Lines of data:
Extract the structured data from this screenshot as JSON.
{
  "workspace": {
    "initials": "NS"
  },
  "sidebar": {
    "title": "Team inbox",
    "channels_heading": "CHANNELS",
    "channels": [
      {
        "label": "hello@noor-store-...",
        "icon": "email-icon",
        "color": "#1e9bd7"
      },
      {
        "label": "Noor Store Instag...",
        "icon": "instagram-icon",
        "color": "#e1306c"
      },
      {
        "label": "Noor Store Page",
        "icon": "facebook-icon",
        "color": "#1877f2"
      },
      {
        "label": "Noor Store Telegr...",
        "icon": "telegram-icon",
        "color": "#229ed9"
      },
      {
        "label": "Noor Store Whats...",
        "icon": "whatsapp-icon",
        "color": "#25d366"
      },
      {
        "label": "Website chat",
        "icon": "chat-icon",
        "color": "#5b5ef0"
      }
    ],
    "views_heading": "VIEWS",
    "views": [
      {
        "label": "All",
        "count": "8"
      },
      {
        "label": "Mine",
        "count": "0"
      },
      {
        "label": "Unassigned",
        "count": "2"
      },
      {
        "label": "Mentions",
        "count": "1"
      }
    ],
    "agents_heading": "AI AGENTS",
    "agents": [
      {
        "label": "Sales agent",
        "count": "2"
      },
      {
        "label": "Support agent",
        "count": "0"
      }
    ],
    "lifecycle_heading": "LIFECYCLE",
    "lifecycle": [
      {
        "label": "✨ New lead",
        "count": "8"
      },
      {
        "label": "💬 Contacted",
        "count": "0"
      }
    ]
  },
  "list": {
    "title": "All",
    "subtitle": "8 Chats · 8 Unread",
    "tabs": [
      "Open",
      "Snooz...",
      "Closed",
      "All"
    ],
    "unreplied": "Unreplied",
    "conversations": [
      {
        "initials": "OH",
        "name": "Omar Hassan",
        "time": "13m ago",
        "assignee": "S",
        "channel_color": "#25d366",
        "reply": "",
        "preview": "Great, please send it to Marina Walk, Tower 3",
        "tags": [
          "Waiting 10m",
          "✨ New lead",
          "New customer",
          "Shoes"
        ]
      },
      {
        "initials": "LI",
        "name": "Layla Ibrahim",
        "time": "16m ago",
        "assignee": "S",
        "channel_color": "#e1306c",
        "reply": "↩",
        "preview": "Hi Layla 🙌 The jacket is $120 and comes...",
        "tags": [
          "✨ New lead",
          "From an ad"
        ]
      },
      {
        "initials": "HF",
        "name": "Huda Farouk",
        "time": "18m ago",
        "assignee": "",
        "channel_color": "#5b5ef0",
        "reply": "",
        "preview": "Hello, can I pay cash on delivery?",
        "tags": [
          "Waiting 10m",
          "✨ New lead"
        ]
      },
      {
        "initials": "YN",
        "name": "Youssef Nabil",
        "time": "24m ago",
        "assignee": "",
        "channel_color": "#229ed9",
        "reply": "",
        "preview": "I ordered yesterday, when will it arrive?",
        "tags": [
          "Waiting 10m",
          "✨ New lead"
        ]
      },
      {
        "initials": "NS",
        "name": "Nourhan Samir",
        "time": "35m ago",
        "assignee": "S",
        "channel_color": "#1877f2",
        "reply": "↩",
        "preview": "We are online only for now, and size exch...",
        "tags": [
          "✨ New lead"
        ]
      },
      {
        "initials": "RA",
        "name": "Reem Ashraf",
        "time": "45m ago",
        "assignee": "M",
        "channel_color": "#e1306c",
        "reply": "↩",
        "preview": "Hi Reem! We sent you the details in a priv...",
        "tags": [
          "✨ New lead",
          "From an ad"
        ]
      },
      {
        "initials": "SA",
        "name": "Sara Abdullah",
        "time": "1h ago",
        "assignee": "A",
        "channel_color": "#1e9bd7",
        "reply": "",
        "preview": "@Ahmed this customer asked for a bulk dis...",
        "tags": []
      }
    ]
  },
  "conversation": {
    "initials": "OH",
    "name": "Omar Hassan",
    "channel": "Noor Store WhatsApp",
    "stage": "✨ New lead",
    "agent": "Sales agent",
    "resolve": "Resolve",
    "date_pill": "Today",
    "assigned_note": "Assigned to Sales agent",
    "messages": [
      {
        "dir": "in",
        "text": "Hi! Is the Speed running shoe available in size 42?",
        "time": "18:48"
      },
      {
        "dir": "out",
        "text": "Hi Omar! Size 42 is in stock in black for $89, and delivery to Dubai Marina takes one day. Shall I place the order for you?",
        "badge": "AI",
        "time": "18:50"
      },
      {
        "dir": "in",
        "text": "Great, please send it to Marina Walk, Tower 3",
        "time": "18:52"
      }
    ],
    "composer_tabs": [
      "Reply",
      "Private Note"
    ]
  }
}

TASK REQUIREMENTS: Look through the entries above. Extract each line with the word "icon".

THE ANSWER:
        "icon": "email-icon",
        "icon": "instagram-icon",
        "icon": "facebook-icon",
        "icon": "telegram-icon",
        "icon": "whatsapp-icon",
        "icon": "chat-icon",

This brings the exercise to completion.